Do this:
Within the data below, state how many lines contain the string "Harboru". Provide the number only.

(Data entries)
=======
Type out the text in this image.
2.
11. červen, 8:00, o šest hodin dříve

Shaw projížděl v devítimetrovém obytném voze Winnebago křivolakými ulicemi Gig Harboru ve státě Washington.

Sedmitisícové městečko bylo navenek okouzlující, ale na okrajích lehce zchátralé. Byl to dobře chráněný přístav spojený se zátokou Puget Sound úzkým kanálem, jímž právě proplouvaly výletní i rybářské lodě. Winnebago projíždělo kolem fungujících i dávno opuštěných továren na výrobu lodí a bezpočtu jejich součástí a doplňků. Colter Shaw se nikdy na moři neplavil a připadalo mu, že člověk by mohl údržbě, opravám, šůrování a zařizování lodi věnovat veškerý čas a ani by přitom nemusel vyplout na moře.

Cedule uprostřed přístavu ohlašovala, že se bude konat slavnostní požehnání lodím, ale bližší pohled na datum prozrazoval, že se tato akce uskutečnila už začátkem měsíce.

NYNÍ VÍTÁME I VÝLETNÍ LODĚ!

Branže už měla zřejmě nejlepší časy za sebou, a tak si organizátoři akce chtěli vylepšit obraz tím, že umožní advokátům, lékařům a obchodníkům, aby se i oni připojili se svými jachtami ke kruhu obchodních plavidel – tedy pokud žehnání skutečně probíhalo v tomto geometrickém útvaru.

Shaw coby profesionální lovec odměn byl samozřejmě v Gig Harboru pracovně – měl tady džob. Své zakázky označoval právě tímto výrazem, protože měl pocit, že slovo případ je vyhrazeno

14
=======
Answer to this exercise:
2